Problem description. Transcribe the material verbatim in full; the pictures do not belong in the copy.

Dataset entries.
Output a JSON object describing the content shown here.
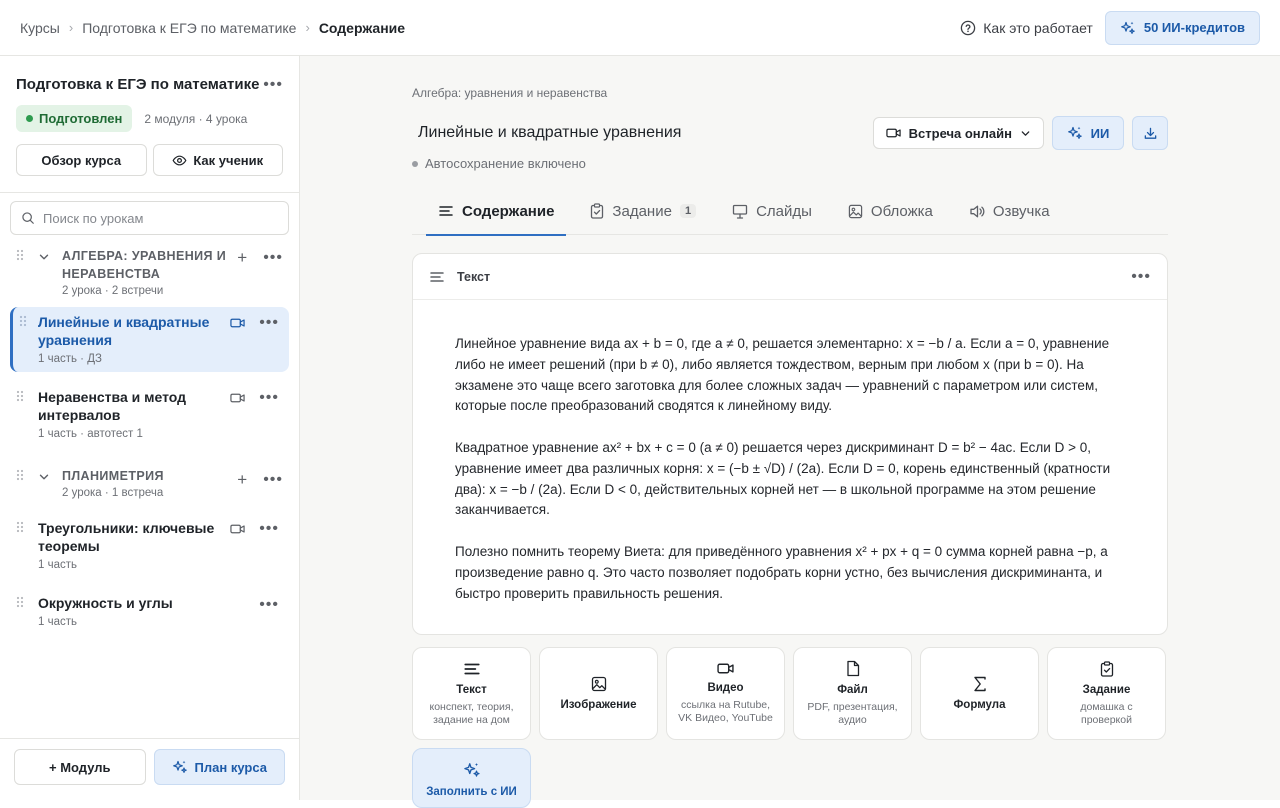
{
  "breadcrumbs": [
    "Курсы",
    "Подготовка к ЕГЭ по математике",
    "Содержание"
  ],
  "header": {
    "how_label": "Как это работает",
    "credits_label": "50 ИИ-кредитов"
  },
  "sidebar": {
    "course_title": "Подготовка к ЕГЭ по математике",
    "status": "Подготовлен",
    "stats": "2 модуля · 4 урока",
    "overview_label": "Обзор курса",
    "student_label": "Как ученик",
    "search_placeholder": "Поиск по урокам",
    "modules": [
      {
        "title": "АЛГЕБРА: УРАВНЕНИЯ И НЕРАВЕНСТВА",
        "meta": "2 урока · 2 встречи",
        "lessons": [
          {
            "title": "Линейные и квадратные уравнения",
            "meta": "1 часть · ДЗ"
          },
          {
            "title": "Неравенства и метод интервалов",
            "meta": "1 часть · автотест 1"
          }
        ]
      },
      {
        "title": "ПЛАНИМЕТРИЯ",
        "meta": "2 урока · 1 встреча",
        "lessons": [
          {
            "title": "Треугольники: ключевые теоремы",
            "meta": "1 часть"
          },
          {
            "title": "Окружность и углы",
            "meta": "1 часть"
          }
        ]
      }
    ],
    "add_module_label": "+ Модуль",
    "plan_label": "План курса"
  },
  "main": {
    "module_name": "Алгебра: уравнения и неравенства",
    "lesson_title": "Линейные и квадратные уравнения",
    "meeting_label": "Встреча онлайн",
    "ai_label": "ИИ",
    "autosave": "Автосохранение включено",
    "tabs": [
      {
        "label": "Содержание"
      },
      {
        "label": "Задание",
        "count": "1"
      },
      {
        "label": "Слайды"
      },
      {
        "label": "Обложка"
      },
      {
        "label": "Озвучка"
      }
    ],
    "text_block": {
      "label": "Текст",
      "paragraphs": [
        "Линейное уравнение вида ax + b = 0, где a ≠ 0, решается элементарно: x = −b / a. Если a = 0, уравнение либо не имеет решений (при b ≠ 0), либо является тождеством, верным при любом x (при b = 0). На экзамене это чаще всего заготовка для более сложных задач — уравнений с параметром или систем, которые после преобразований сводятся к линейному виду.",
        "Квадратное уравнение ax² + bx + c = 0 (a ≠ 0) решается через дискриминант D = b² − 4ac. Если D > 0, уравнение имеет два различных корня: x = (−b ± √D) / (2a). Если D = 0, корень единственный (кратности два): x = −b / (2a). Если D < 0, действительных корней нет — в школьной программе на этом решение заканчивается.",
        "Полезно помнить теорему Виета: для приведённого уравнения x² + px + q = 0 сумма корней равна −p, а произведение равно q. Это часто позволяет подобрать корни устно, без вычисления дискриминанта, и быстро проверить правильность решения."
      ]
    },
    "add_blocks": [
      {
        "title": "Текст",
        "sub": "конспект, теория, задание на дом",
        "icon": "text-icon"
      },
      {
        "title": "Изображение",
        "sub": "",
        "icon": "image-icon"
      },
      {
        "title": "Видео",
        "sub": "ссылка на Rutube, VK Видео, YouTube",
        "icon": "video-icon"
      },
      {
        "title": "Файл",
        "sub": "PDF, презентация, аудио",
        "icon": "file-icon"
      },
      {
        "title": "Формула",
        "sub": "",
        "icon": "sigma-icon"
      },
      {
        "title": "Задание",
        "sub": "домашка с проверкой",
        "icon": "clipboard-icon"
      }
    ],
    "ai_fill_label": "Заполнить с ИИ"
  },
  "colors": {
    "accent": "#2f6fc2",
    "accent_bg": "#e4eefb",
    "success": "#2e9b4f",
    "success_bg": "#e3f3e6"
  }
}
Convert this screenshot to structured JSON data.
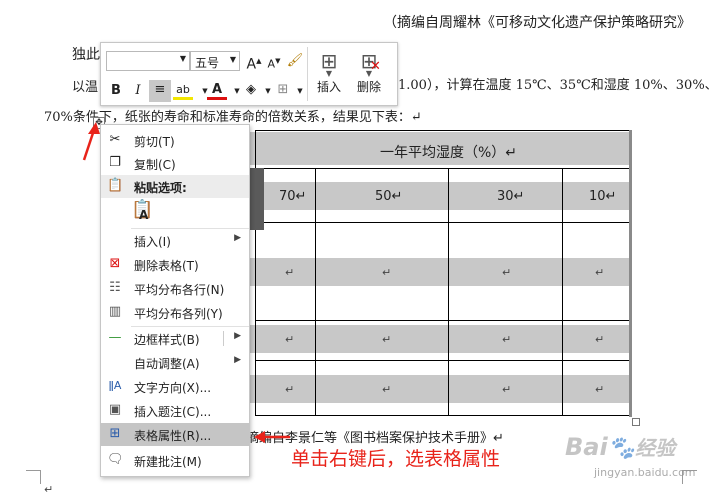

Completed task.
Output a JSON object describing the content shown here.
{
  "breadcrumbs": [
    "Курсы",
    "Подготовка к ЕГЭ по математике",
    "Содержание"
  ],
  "header": {
    "how_label": "Как это работает",
    "credits_label": "50 ИИ-кредитов"
  },
  "sidebar": {
    "course_title": "Подготовка к ЕГЭ по математике",
    "status": "Подготовлен",
    "stats": "2 модуля · 4 урока",
    "overview_label": "Обзор курса",
    "student_label": "Как ученик",
    "search_placeholder": "Поиск по урокам",
    "modules": [
      {
        "title": "АЛГЕБРА: УРАВНЕНИЯ И НЕРАВЕНСТВА",
        "meta": "2 урока · 2 встречи",
        "lessons": [
          {
            "title": "Линейные и квадратные уравнения",
            "meta": "1 часть · ДЗ"
          },
          {
            "title": "Неравенства и метод интервалов",
            "meta": "1 часть · автотест 1"
          }
        ]
      },
      {
        "title": "ПЛАНИМЕТРИЯ",
        "meta": "2 урока · 1 встреча",
        "lessons": [
          {
            "title": "Треугольники: ключевые теоремы",
            "meta": "1 часть"
          },
          {
            "title": "Окружность и углы",
            "meta": "1 часть"
          }
        ]
      }
    ],
    "add_module_label": "+ Модуль",
    "plan_label": "План курса"
  },
  "main": {
    "module_name": "Алгебра: уравнения и неравенства",
    "lesson_title": "Линейные и квадратные уравнения",
    "meeting_label": "Встреча онлайн",
    "ai_label": "ИИ",
    "autosave": "Автосохранение включено",
    "tabs": [
      {
        "label": "Содержание"
      },
      {
        "label": "Задание",
        "count": "1"
      },
      {
        "label": "Слайды"
      },
      {
        "label": "Обложка"
      },
      {
        "label": "Озвучка"
      }
    ],
    "text_block": {
      "label": "Текст",
      "paragraphs": [
        "Линейное уравнение вида ax + b = 0, где a ≠ 0, решается элементарно: x = −b / a. Если a = 0, уравнение либо не имеет решений (при b ≠ 0), либо является тождеством, верным при любом x (при b = 0). На экзамене это чаще всего заготовка для более сложных задач — уравнений с параметром или систем, которые после преобразований сводятся к линейному виду.",
        "Квадратное уравнение ax² + bx + c = 0 (a ≠ 0) решается через дискриминант D = b² − 4ac. Если D > 0, уравнение имеет два различных корня: x = (−b ± √D) / (2a). Если D = 0, корень единственный (кратности два): x = −b / (2a). Если D < 0, действительных корней нет — в школьной программе на этом решение заканчивается.",
        "Полезно помнить теорему Виета: для приведённого уравнения x² + px + q = 0 сумма корней равна −p, а произведение равно q. Это часто позволяет подобрать корни устно, без вычисления дискриминанта, и быстро проверить правильность решения."
      ]
    },
    "add_blocks": [
      {
        "title": "Текст",
        "sub": "конспект, теория, задание на дом",
        "icon": "text-icon"
      },
      {
        "title": "Изображение",
        "sub": "",
        "icon": "image-icon"
      },
      {
        "title": "Видео",
        "sub": "ссылка на Rutube, VK Видео, YouTube",
        "icon": "video-icon"
      },
      {
        "title": "Файл",
        "sub": "PDF, презентация, аудио",
        "icon": "file-icon"
      },
      {
        "title": "Формула",
        "sub": "",
        "icon": "sigma-icon"
      },
      {
        "title": "Задание",
        "sub": "домашка с проверкой",
        "icon": "clipboard-icon"
      }
    ],
    "ai_fill_label": "Заполнить с ИИ"
  },
  "colors": {
    "accent": "#2f6fc2",
    "accent_bg": "#e4eefb",
    "success": "#2e9b4f",
    "success_bg": "#e3f3e6"
  }
}
Convert this screenshot to structured JSON data.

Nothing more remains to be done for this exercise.